WHAT YOU ARE ASKED TO DO: Reproduce the listing below exactly, minus its pictures.
--- START OF DATA IN THIS EXERCISE ---
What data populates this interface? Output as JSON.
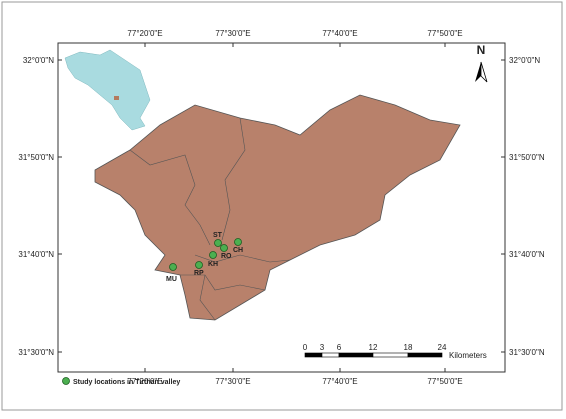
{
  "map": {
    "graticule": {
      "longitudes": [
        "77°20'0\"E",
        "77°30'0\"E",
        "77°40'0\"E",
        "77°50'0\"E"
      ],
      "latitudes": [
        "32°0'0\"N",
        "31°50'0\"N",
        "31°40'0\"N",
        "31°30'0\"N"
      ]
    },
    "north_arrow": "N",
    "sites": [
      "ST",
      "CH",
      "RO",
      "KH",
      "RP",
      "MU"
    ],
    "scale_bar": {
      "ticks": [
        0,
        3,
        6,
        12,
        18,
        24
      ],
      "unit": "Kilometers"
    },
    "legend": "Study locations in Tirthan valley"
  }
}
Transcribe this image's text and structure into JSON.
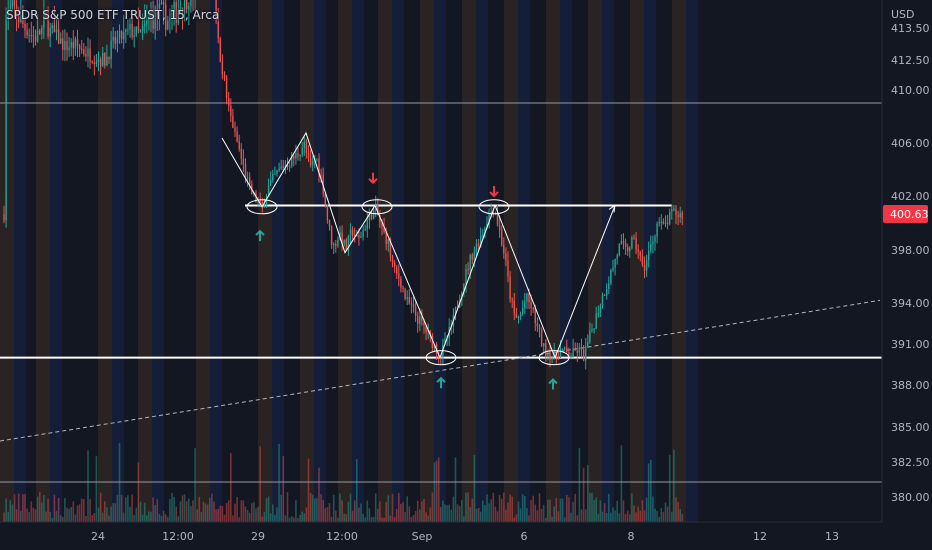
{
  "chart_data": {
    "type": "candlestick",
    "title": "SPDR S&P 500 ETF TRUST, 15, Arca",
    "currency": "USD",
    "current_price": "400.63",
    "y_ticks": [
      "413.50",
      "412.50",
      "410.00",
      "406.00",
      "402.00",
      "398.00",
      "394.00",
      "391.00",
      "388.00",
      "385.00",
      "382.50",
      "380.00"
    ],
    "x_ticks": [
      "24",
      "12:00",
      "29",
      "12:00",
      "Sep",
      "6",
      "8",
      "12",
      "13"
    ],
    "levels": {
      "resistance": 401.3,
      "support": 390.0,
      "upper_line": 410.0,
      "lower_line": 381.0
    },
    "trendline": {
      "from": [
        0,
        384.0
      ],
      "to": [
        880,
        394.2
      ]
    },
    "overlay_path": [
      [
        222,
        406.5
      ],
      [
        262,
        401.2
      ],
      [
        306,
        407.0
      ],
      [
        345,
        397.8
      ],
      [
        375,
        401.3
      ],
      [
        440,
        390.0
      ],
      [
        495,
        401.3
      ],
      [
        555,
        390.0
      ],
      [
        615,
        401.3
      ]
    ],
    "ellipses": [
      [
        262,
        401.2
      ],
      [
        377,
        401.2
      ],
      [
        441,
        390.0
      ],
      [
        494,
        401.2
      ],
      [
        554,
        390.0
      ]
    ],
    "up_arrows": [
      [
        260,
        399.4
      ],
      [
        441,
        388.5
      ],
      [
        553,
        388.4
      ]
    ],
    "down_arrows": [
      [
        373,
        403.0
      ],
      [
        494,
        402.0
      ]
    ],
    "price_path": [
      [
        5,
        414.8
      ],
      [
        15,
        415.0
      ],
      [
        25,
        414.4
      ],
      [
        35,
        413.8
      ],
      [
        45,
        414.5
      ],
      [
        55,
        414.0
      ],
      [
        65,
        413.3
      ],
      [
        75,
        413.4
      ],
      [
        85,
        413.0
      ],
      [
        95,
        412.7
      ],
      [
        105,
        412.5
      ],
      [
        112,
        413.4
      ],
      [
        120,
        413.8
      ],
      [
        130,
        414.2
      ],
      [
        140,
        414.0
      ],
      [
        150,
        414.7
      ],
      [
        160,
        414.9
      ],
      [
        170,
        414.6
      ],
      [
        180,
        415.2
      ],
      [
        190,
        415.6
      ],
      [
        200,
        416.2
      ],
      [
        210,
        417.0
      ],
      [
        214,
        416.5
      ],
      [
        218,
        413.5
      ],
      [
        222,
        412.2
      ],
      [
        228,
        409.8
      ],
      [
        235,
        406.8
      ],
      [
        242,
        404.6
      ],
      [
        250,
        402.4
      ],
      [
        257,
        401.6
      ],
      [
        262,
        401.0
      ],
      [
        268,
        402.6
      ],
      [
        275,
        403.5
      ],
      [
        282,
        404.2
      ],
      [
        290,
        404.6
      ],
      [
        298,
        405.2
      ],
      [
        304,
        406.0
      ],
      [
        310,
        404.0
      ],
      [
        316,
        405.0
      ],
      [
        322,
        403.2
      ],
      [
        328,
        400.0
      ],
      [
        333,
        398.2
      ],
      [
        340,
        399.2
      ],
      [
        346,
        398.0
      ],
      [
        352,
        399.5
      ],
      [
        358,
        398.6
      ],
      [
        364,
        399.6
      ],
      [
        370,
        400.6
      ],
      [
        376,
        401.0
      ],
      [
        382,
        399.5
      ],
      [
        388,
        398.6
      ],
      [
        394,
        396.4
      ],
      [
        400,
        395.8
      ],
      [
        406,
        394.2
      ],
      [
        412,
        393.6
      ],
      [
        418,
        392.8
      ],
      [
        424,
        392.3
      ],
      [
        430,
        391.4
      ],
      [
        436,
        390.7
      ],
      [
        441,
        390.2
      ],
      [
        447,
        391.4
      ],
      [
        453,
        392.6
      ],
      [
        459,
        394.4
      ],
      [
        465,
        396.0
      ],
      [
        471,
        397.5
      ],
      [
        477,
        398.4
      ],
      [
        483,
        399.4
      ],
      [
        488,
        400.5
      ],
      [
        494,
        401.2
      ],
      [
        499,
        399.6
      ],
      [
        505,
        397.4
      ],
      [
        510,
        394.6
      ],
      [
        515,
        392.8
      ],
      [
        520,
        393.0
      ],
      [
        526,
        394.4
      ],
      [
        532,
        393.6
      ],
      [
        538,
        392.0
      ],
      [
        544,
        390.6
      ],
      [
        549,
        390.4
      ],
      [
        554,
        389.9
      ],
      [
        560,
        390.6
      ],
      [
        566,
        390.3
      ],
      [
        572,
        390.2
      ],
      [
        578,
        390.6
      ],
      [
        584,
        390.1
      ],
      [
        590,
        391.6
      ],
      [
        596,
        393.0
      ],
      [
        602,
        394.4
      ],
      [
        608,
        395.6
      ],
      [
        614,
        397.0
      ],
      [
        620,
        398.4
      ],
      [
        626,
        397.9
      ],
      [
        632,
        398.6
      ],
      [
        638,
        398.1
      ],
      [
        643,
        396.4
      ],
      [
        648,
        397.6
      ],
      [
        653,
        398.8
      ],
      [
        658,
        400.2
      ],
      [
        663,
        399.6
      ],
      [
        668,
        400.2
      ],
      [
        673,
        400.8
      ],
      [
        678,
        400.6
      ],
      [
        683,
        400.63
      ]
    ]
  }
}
--- END OF DATA IN THIS EXERCISE ---
CORRECT ANSWER:
What data populates this interface? Output as JSON.
{
  "map": {
    "graticule": {
      "longitudes": [
        "77°20'0\"E",
        "77°30'0\"E",
        "77°40'0\"E",
        "77°50'0\"E"
      ],
      "latitudes": [
        "32°0'0\"N",
        "31°50'0\"N",
        "31°40'0\"N",
        "31°30'0\"N"
      ]
    },
    "north_arrow": "N",
    "sites": [
      "ST",
      "CH",
      "RO",
      "KH",
      "RP",
      "MU"
    ],
    "scale_bar": {
      "ticks": [
        0,
        3,
        6,
        12,
        18,
        24
      ],
      "unit": "Kilometers"
    },
    "legend": "Study locations in Tirthan valley"
  }
}
Transcribe this image's text and structure into JSON.
{
  "chart_data": {
    "type": "candlestick",
    "title": "SPDR S&P 500 ETF TRUST, 15, Arca",
    "currency": "USD",
    "current_price": "400.63",
    "y_ticks": [
      "413.50",
      "412.50",
      "410.00",
      "406.00",
      "402.00",
      "398.00",
      "394.00",
      "391.00",
      "388.00",
      "385.00",
      "382.50",
      "380.00"
    ],
    "x_ticks": [
      "24",
      "12:00",
      "29",
      "12:00",
      "Sep",
      "6",
      "8",
      "12",
      "13"
    ],
    "levels": {
      "resistance": 401.3,
      "support": 390.0,
      "upper_line": 410.0,
      "lower_line": 381.0
    },
    "trendline": {
      "from": [
        0,
        384.0
      ],
      "to": [
        880,
        394.2
      ]
    },
    "overlay_path": [
      [
        222,
        406.5
      ],
      [
        262,
        401.2
      ],
      [
        306,
        407.0
      ],
      [
        345,
        397.8
      ],
      [
        375,
        401.3
      ],
      [
        440,
        390.0
      ],
      [
        495,
        401.3
      ],
      [
        555,
        390.0
      ],
      [
        615,
        401.3
      ]
    ],
    "ellipses": [
      [
        262,
        401.2
      ],
      [
        377,
        401.2
      ],
      [
        441,
        390.0
      ],
      [
        494,
        401.2
      ],
      [
        554,
        390.0
      ]
    ],
    "up_arrows": [
      [
        260,
        399.4
      ],
      [
        441,
        388.5
      ],
      [
        553,
        388.4
      ]
    ],
    "down_arrows": [
      [
        373,
        403.0
      ],
      [
        494,
        402.0
      ]
    ],
    "price_path": [
      [
        5,
        414.8
      ],
      [
        15,
        415.0
      ],
      [
        25,
        414.4
      ],
      [
        35,
        413.8
      ],
      [
        45,
        414.5
      ],
      [
        55,
        414.0
      ],
      [
        65,
        413.3
      ],
      [
        75,
        413.4
      ],
      [
        85,
        413.0
      ],
      [
        95,
        412.7
      ],
      [
        105,
        412.5
      ],
      [
        112,
        413.4
      ],
      [
        120,
        413.8
      ],
      [
        130,
        414.2
      ],
      [
        140,
        414.0
      ],
      [
        150,
        414.7
      ],
      [
        160,
        414.9
      ],
      [
        170,
        414.6
      ],
      [
        180,
        415.2
      ],
      [
        190,
        415.6
      ],
      [
        200,
        416.2
      ],
      [
        210,
        417.0
      ],
      [
        214,
        416.5
      ],
      [
        218,
        413.5
      ],
      [
        222,
        412.2
      ],
      [
        228,
        409.8
      ],
      [
        235,
        406.8
      ],
      [
        242,
        404.6
      ],
      [
        250,
        402.4
      ],
      [
        257,
        401.6
      ],
      [
        262,
        401.0
      ],
      [
        268,
        402.6
      ],
      [
        275,
        403.5
      ],
      [
        282,
        404.2
      ],
      [
        290,
        404.6
      ],
      [
        298,
        405.2
      ],
      [
        304,
        406.0
      ],
      [
        310,
        404.0
      ],
      [
        316,
        405.0
      ],
      [
        322,
        403.2
      ],
      [
        328,
        400.0
      ],
      [
        333,
        398.2
      ],
      [
        340,
        399.2
      ],
      [
        346,
        398.0
      ],
      [
        352,
        399.5
      ],
      [
        358,
        398.6
      ],
      [
        364,
        399.6
      ],
      [
        370,
        400.6
      ],
      [
        376,
        401.0
      ],
      [
        382,
        399.5
      ],
      [
        388,
        398.6
      ],
      [
        394,
        396.4
      ],
      [
        400,
        395.8
      ],
      [
        406,
        394.2
      ],
      [
        412,
        393.6
      ],
      [
        418,
        392.8
      ],
      [
        424,
        392.3
      ],
      [
        430,
        391.4
      ],
      [
        436,
        390.7
      ],
      [
        441,
        390.2
      ],
      [
        447,
        391.4
      ],
      [
        453,
        392.6
      ],
      [
        459,
        394.4
      ],
      [
        465,
        396.0
      ],
      [
        471,
        397.5
      ],
      [
        477,
        398.4
      ],
      [
        483,
        399.4
      ],
      [
        488,
        400.5
      ],
      [
        494,
        401.2
      ],
      [
        499,
        399.6
      ],
      [
        505,
        397.4
      ],
      [
        510,
        394.6
      ],
      [
        515,
        392.8
      ],
      [
        520,
        393.0
      ],
      [
        526,
        394.4
      ],
      [
        532,
        393.6
      ],
      [
        538,
        392.0
      ],
      [
        544,
        390.6
      ],
      [
        549,
        390.4
      ],
      [
        554,
        389.9
      ],
      [
        560,
        390.6
      ],
      [
        566,
        390.3
      ],
      [
        572,
        390.2
      ],
      [
        578,
        390.6
      ],
      [
        584,
        390.1
      ],
      [
        590,
        391.6
      ],
      [
        596,
        393.0
      ],
      [
        602,
        394.4
      ],
      [
        608,
        395.6
      ],
      [
        614,
        397.0
      ],
      [
        620,
        398.4
      ],
      [
        626,
        397.9
      ],
      [
        632,
        398.6
      ],
      [
        638,
        398.1
      ],
      [
        643,
        396.4
      ],
      [
        648,
        397.6
      ],
      [
        653,
        398.8
      ],
      [
        658,
        400.2
      ],
      [
        663,
        399.6
      ],
      [
        668,
        400.2
      ],
      [
        673,
        400.8
      ],
      [
        678,
        400.6
      ],
      [
        683,
        400.63
      ]
    ]
  }
}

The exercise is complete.